(Collected data entries)
===============
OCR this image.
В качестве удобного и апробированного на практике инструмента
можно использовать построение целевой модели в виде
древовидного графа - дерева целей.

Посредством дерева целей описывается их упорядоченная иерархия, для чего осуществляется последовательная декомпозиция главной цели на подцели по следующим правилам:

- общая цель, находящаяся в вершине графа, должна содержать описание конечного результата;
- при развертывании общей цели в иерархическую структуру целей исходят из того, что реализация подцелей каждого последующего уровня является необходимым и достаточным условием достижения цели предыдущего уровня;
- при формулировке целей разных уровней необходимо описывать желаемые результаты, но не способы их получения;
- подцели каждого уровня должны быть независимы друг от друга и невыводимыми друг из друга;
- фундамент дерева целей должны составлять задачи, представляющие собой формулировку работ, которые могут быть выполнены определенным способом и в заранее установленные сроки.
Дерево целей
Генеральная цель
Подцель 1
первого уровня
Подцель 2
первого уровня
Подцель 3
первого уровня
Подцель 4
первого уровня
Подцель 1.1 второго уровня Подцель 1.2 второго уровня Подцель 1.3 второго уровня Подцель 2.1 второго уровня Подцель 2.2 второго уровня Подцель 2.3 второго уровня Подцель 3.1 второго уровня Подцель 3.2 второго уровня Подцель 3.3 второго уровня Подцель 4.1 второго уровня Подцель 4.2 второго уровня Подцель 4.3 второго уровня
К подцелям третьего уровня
===============
Exercise description - Make an exact copy of the material above.

Exercise result -
OCR this image.
В качестве удобного и апробированного на практике инструмента
можно использовать построение целевой модели в виде
древовидного графа - дерева целей.

Посредством дерева целей описывается их упорядоченная иерархия, для чего осуществляется последовательная декомпозиция главной цели на подцели по следующим правилам:

- общая цель, находящаяся в вершине графа, должна содержать описание конечного результата;
- при развертывании общей цели в иерархическую структуру целей исходят из того, что реализация подцелей каждого последующего уровня является необходимым и достаточным условием достижения цели предыдущего уровня;
- при формулировке целей разных уровней необходимо описывать желаемые результаты, но не способы их получения;
- подцели каждого уровня должны быть независимы друг от друга и невыводимыми друг из друга;
- фундамент дерева целей должны составлять задачи, представляющие собой формулировку работ, которые могут быть выполнены определенным способом и в заранее установленные сроки.
Дерево целей
Генеральная цель
Подцель 1
первого уровня
Подцель 2
первого уровня
Подцель 3
первого уровня
Подцель 4
первого уровня
Подцель 1.1 второго уровня Подцель 1.2 второго уровня Подцель 1.3 второго уровня Подцель 2.1 второго уровня Подцель 2.2 второго уровня Подцель 2.3 второго уровня Подцель 3.1 второго уровня Подцель 3.2 второго уровня Подцель 3.3 второго уровня Подцель 4.1 второго уровня Подцель 4.2 второго уровня Подцель 4.3 второго уровня
К подцелям третьего уровня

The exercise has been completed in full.